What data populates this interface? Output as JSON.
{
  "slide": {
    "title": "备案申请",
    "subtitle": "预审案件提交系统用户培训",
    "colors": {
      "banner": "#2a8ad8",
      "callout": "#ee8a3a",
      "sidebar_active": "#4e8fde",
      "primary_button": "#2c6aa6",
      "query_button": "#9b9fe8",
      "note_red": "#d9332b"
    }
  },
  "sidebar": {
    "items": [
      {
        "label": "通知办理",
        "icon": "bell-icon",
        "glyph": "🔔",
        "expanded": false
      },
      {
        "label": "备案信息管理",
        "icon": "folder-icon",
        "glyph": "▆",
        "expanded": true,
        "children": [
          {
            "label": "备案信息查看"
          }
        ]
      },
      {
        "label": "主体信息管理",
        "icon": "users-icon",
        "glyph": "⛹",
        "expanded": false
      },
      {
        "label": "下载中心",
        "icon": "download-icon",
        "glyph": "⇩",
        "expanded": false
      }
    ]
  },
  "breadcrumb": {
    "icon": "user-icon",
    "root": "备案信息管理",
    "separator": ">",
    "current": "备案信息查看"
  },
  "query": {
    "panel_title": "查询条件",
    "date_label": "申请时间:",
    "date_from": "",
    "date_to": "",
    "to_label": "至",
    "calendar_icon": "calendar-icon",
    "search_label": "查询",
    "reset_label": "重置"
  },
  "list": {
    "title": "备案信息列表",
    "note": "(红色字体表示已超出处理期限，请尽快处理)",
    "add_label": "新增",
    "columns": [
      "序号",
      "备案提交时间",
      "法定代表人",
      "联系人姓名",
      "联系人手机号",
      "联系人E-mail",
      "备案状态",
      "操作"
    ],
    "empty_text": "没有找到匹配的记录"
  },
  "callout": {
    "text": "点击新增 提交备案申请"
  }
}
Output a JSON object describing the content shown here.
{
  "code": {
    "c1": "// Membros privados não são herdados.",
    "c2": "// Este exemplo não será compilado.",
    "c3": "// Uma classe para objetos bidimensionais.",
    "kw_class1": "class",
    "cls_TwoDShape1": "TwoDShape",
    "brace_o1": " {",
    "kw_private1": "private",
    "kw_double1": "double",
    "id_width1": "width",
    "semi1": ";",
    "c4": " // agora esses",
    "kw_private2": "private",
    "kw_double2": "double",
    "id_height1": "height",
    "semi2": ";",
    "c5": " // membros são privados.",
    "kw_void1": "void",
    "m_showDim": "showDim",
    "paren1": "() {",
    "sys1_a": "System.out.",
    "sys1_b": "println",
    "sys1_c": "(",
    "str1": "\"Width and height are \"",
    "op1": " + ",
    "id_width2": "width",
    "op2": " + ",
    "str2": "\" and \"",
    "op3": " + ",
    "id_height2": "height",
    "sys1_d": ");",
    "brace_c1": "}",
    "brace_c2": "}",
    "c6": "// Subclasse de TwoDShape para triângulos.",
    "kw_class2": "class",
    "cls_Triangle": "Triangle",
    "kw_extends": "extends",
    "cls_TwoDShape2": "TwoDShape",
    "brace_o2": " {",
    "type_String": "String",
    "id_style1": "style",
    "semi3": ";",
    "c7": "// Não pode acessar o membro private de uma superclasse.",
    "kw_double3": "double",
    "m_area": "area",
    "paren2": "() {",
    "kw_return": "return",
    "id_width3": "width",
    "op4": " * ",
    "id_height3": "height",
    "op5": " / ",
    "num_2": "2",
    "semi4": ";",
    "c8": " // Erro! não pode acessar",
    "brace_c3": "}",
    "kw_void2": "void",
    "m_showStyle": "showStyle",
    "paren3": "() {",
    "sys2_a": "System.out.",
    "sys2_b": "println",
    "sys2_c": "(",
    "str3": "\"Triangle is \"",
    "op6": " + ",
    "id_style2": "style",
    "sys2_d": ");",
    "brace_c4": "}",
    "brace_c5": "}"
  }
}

==

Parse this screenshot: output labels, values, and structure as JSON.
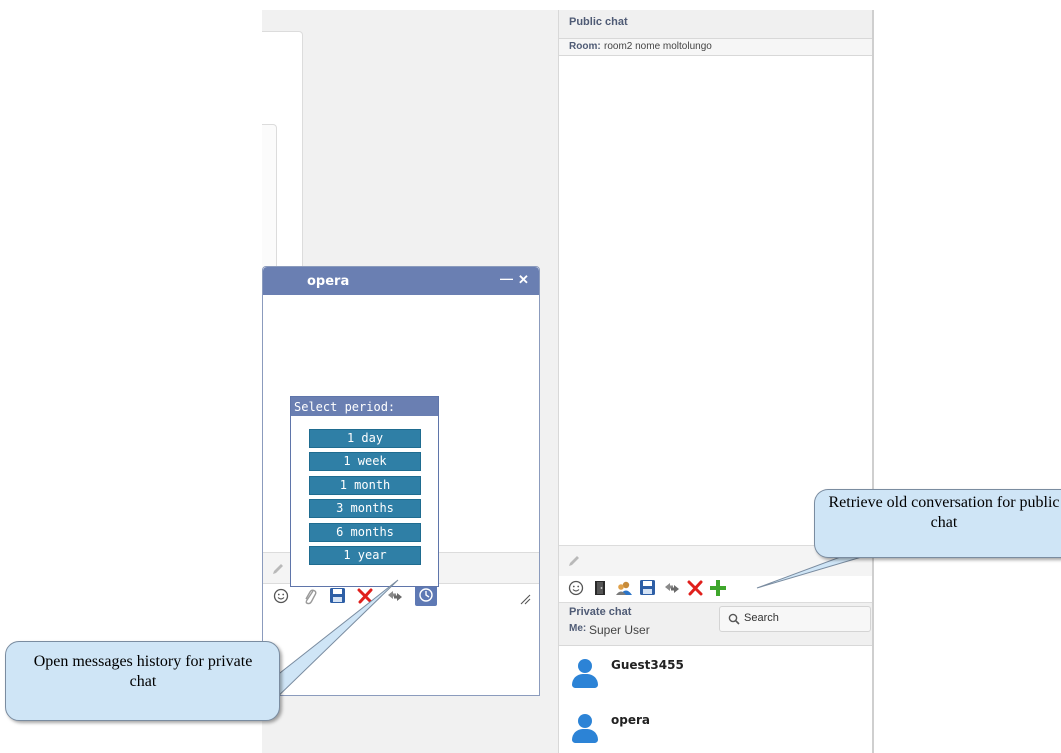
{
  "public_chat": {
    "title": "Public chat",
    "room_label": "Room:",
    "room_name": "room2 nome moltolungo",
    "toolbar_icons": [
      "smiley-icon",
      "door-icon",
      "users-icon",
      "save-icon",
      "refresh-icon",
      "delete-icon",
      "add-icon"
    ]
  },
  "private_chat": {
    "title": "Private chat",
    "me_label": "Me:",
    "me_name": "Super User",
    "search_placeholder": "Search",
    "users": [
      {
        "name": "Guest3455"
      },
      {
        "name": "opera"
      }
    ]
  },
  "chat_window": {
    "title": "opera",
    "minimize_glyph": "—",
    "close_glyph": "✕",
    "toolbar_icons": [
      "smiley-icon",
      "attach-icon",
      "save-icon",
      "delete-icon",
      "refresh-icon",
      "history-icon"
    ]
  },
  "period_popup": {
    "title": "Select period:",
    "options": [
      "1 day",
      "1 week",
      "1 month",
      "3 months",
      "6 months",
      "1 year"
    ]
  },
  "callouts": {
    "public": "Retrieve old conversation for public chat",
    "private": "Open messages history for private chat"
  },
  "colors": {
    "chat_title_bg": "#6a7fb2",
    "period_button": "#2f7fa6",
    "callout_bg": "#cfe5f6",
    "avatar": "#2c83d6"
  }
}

▶ _The exercise_
Copy each line holding the word "history" from the listing above.

▶ _Answer to this exercise_
      "history-icon"
    "private": "Open messages history for private chat"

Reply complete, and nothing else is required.